Requirement: Repeat each of the records below word for word, leaving out the pictures.

Source records:
# # #
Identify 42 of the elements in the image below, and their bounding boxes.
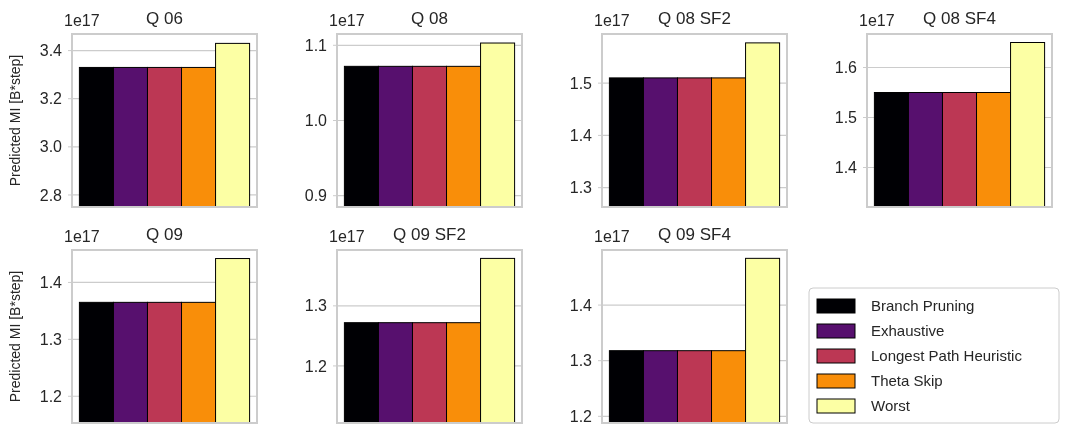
legend-label: Longest Path Heuristic: [871, 347, 1023, 365]
legend-label: Theta Skip: [871, 372, 943, 390]
y-tick-label: 1.2: [39, 387, 63, 405]
y-tick-label: 1.3: [569, 179, 593, 197]
chart-title: Q 08: [411, 9, 448, 28]
y-tick-label: 2.8: [39, 186, 63, 204]
text: 1e17: [859, 12, 895, 29]
y-tick-label: 1.6: [834, 59, 858, 77]
y-tick-label: 1.4: [39, 274, 63, 292]
legend-label: Worst: [871, 397, 911, 415]
y-tick-label: 1.5: [834, 109, 858, 127]
y-tick-label: 1.3: [304, 297, 328, 315]
y-tick-label: 1.4: [834, 159, 858, 177]
text: 1e17: [64, 12, 100, 29]
chart-title: Q 08 SF2: [658, 9, 731, 28]
y-tick-label: 1.3: [569, 352, 593, 370]
y-tick-label: 1.3: [39, 330, 63, 348]
y-tick-label: 3.4: [39, 42, 63, 60]
y-tick-label: 3.0: [39, 138, 63, 156]
legend-label: Exhaustive: [871, 322, 945, 340]
legend-label: Branch Pruning: [871, 297, 975, 315]
chart-title: Q 08 SF4: [923, 9, 996, 28]
y-axis-title: Predicted MI [B*step]: [7, 270, 23, 403]
text: 1e17: [594, 12, 630, 29]
y-tick-label: 1.5: [569, 74, 593, 92]
y-tick-label: 1.1: [304, 36, 328, 54]
text: 1e17: [329, 228, 365, 245]
chart-title: Q 09 SF4: [658, 225, 731, 244]
y-tick-label: 1.2: [304, 357, 328, 375]
text: 1e17: [329, 12, 365, 29]
text: 1e17: [64, 228, 100, 245]
chart-title: Q 06: [146, 9, 183, 28]
y-tick-label: 3.2: [39, 90, 63, 108]
y-tick-label: 1.4: [569, 127, 593, 144]
y-tick-label: 1.2: [569, 407, 593, 425]
y-axis-title: Predicted MI [B*step]: [7, 54, 23, 187]
chart-title: Q 09 SF2: [393, 225, 466, 244]
y-tick-label: 1.0: [304, 112, 328, 130]
text: 1e17: [594, 228, 630, 245]
y-tick-label: 1.4: [569, 296, 593, 314]
y-tick-label: 0.9: [304, 187, 328, 205]
chart-title: Q 09: [146, 225, 183, 244]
# # #
Result:
Identify 42 of the elements in the image below, and their bounding boxes.
legend-label: Longest Path Heuristic: [871, 347, 1023, 365]
legend-label: Theta Skip: [871, 372, 943, 390]
y-tick-label: 1.2: [39, 387, 63, 405]
y-tick-label: 1.3: [569, 179, 593, 197]
chart-title: Q 08: [411, 9, 448, 28]
y-tick-label: 2.8: [39, 186, 63, 204]
text: 1e17: [859, 12, 895, 29]
y-tick-label: 1.6: [834, 59, 858, 77]
y-tick-label: 1.4: [39, 274, 63, 292]
legend-label: Worst: [871, 397, 911, 415]
y-tick-label: 1.5: [834, 109, 858, 127]
y-tick-label: 1.3: [304, 297, 328, 315]
y-tick-label: 1.4: [834, 159, 858, 177]
text: 1e17: [64, 12, 100, 29]
chart-title: Q 08 SF2: [658, 9, 731, 28]
y-tick-label: 1.3: [569, 352, 593, 370]
y-tick-label: 1.3: [39, 330, 63, 348]
y-tick-label: 3.4: [39, 42, 63, 60]
y-tick-label: 3.0: [39, 138, 63, 156]
legend-label: Exhaustive: [871, 322, 945, 340]
legend-label: Branch Pruning: [871, 297, 975, 315]
chart-title: Q 08 SF4: [923, 9, 996, 28]
y-axis-title: Predicted MI [B*step]: [7, 270, 23, 403]
text: 1e17: [594, 12, 630, 29]
y-tick-label: 1.5: [569, 74, 593, 92]
y-tick-label: 1.1: [304, 36, 328, 54]
text: 1e17: [329, 228, 365, 245]
chart-title: Q 09 SF4: [658, 225, 731, 244]
y-tick-label: 1.2: [304, 357, 328, 375]
text: 1e17: [329, 12, 365, 29]
text: 1e17: [64, 228, 100, 245]
chart-title: Q 06: [146, 9, 183, 28]
y-tick-label: 3.2: [39, 90, 63, 108]
y-tick-label: 1.4: [569, 127, 593, 144]
y-tick-label: 1.2: [569, 407, 593, 425]
y-axis-title: Predicted MI [B*step]: [7, 54, 23, 187]
chart-title: Q 09 SF2: [393, 225, 466, 244]
y-tick-label: 1.0: [304, 112, 328, 130]
text: 1e17: [594, 228, 630, 245]
y-tick-label: 1.4: [569, 296, 593, 314]
y-tick-label: 0.9: [304, 187, 328, 205]
chart-title: Q 09: [146, 225, 183, 244]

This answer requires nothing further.